* WRITTEN EXERCISE
Search the data below for the string "барабан". Extract every line that contains it.

[Records]
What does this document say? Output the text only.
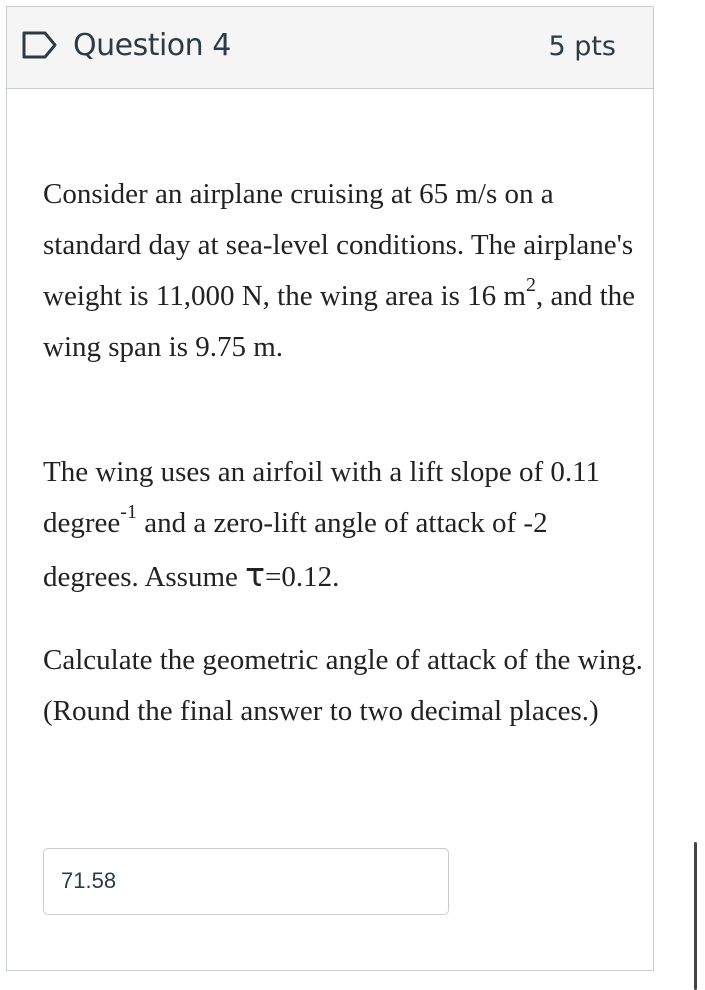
Question 4	5 pts

Consider an airplane cruising at 65 m/s on a standard day at sea-level conditions. The airplane's weight is 11,000 N, the wing area is 16 $m^2$, and the wing span is 9.75 m.

The wing uses an airfoil with a lift slope of 0.11 degree$^{-1}$ and a zero-lift angle of attack of -2 degrees. Assume τ=0.12.

Calculate the geometric angle of attack of the wing. (Round the final answer to two decimal places.)

71.58
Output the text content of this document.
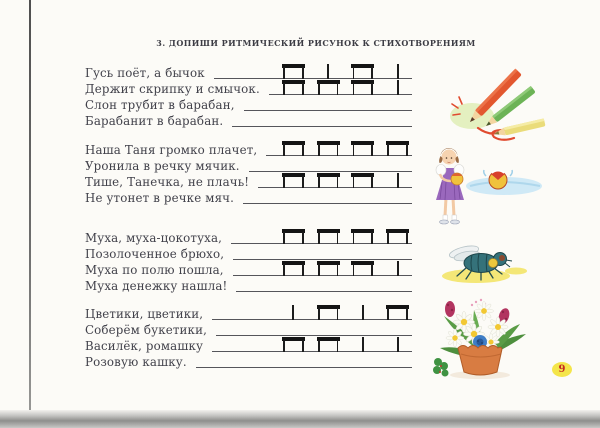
3. ДОПИШИ РИТМИЧЕСКИЙ РИСУНОК К СТИХОТВОРЕНИЯМ
Гусь поёт, а бычок
Держит скрипку и смычок.
Слон трубит в барабан,
Барабанит в барабан.
Наша Таня громко плачет,
Уронила в речку мячик.
Тише, Танечка, не плачь!
Не утонет в речке мяч.
Муха, муха-цокотуха,
Позолоченное брюхо,
Муха по полю пошла,
Муха денежку нашла!
Цветики, цветики,
Соберём букетики,
Василёк, ромашку
Розовую кашку.
9
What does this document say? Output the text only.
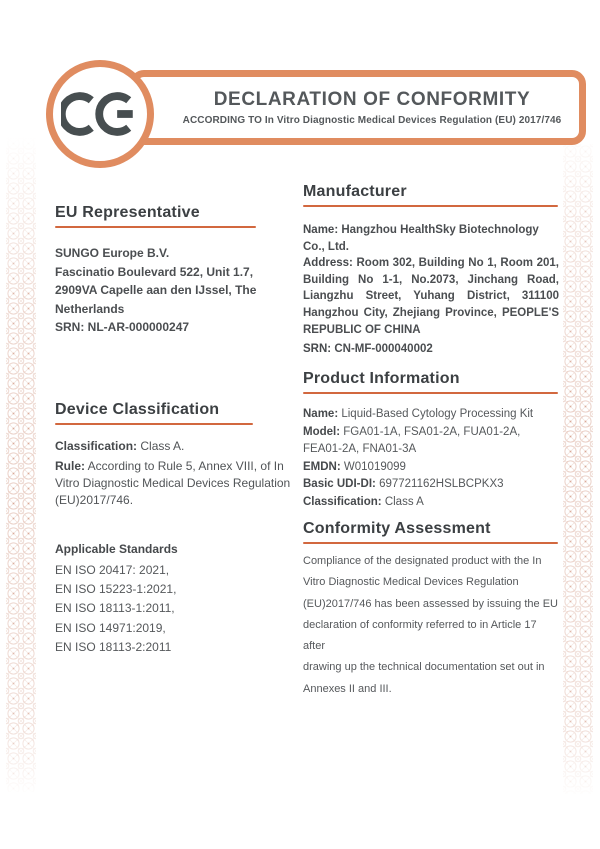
DECLARATION OF CONFORMITY
ACCORDING TO In Vitro Diagnostic Medical Devices Regulation (EU) 2017/746
EU Representative
SUNGO Europe B.V.
Fascinatio Boulevard 522, Unit 1.7,
2909VA Capelle aan den IJssel, The
Netherlands
SRN: NL-AR-000000247
Device Classification

Classification: Class A.

Rule: According to Rule 5, Annex VIII, of In Vitro Diagnostic Medical Devices Regulation (EU)2017/746.

Applicable Standards
EN ISO 20417: 2021,
EN ISO 15223-1:2021,
EN ISO 18113-1:2011,
EN ISO 14971:2019,
EN ISO 18113-2:2011
Manufacturer

Name: Hangzhou HealthSky Biotechnology Co., Ltd.

Address: Room 302, Building No 1, Room 201, Building No 1-1, No.2073, Jinchang Road, Liangzhu Street, Yuhang District, 311100 Hangzhou City, Zhejiang Province, PEOPLE'S REPUBLIC OF CHINA

SRN: CN-MF-000040002

Product Information

Name: Liquid-Based Cytology Processing Kit

Model: FGA01-1A, FSA01-2A, FUA01-2A, FEA01-2A, FNA01-3A

EMDN: W01019099

Basic UDI-DI: 697721162HSLBCPKX3

Classification: Class A

Conformity Assessment
Compliance of the designated product with the In
Vitro Diagnostic Medical Devices Regulation
(EU)2017/746 has been assessed by issuing the EU
declaration of conformity referred to in Article 17 after
drawing up the technical documentation set out in
Annexes II and III.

* WRITTEN REPLY
Слон трубит в барабан,
Барабанит в барабан.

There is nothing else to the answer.